§ TASK BRIEF
Repeat the data that follows, word for word, without the images.

[Start RECORDS TO USE]

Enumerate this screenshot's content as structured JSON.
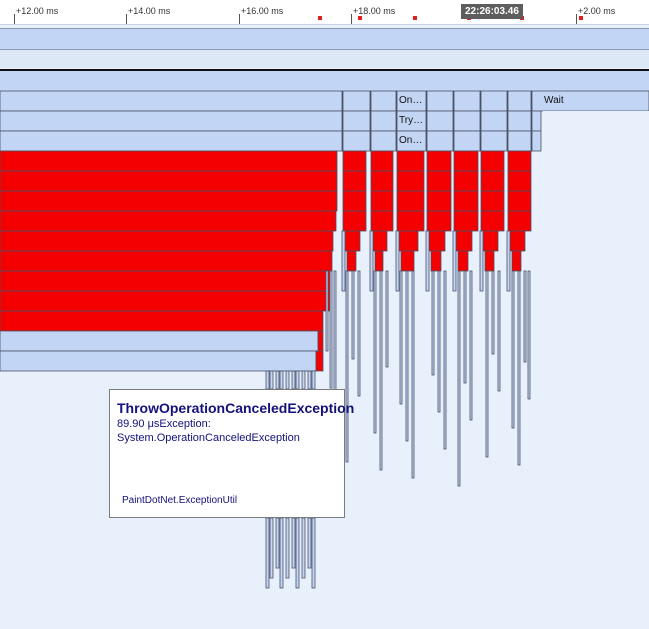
{
  "ruler": {
    "ticks": [
      "+12.00 ms",
      "+14.00 ms",
      "+16.00 ms",
      "+18.00 ms",
      "+2.00 ms"
    ],
    "timestamp": "22:26:03.46"
  },
  "rows": {
    "label_on_1": "On…",
    "label_try": "Try…",
    "label_on_2": "On…",
    "label_wait": "Wait"
  },
  "tooltip": {
    "title": "ThrowOperationCanceledException",
    "line1": "89.90 μsException:",
    "line2": "System.OperationCanceledException",
    "footer": "PaintDotNet.ExceptionUtil"
  },
  "colors": {
    "hot": "#f40000",
    "frame": "#c2d5f4",
    "background": "#e8f0fb",
    "tooltip_text": "#13117b"
  }
}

[End RECORDS TO USE]

§ ANSWER FOR THE TASK
Enumerate this screenshot's content as structured JSON.
{
  "ruler": {
    "ticks": [
      "+12.00 ms",
      "+14.00 ms",
      "+16.00 ms",
      "+18.00 ms",
      "+2.00 ms"
    ],
    "timestamp": "22:26:03.46"
  },
  "rows": {
    "label_on_1": "On…",
    "label_try": "Try…",
    "label_on_2": "On…",
    "label_wait": "Wait"
  },
  "tooltip": {
    "title": "ThrowOperationCanceledException",
    "line1": "89.90 μsException:",
    "line2": "System.OperationCanceledException",
    "footer": "PaintDotNet.ExceptionUtil"
  },
  "colors": {
    "hot": "#f40000",
    "frame": "#c2d5f4",
    "background": "#e8f0fb",
    "tooltip_text": "#13117b"
  }
}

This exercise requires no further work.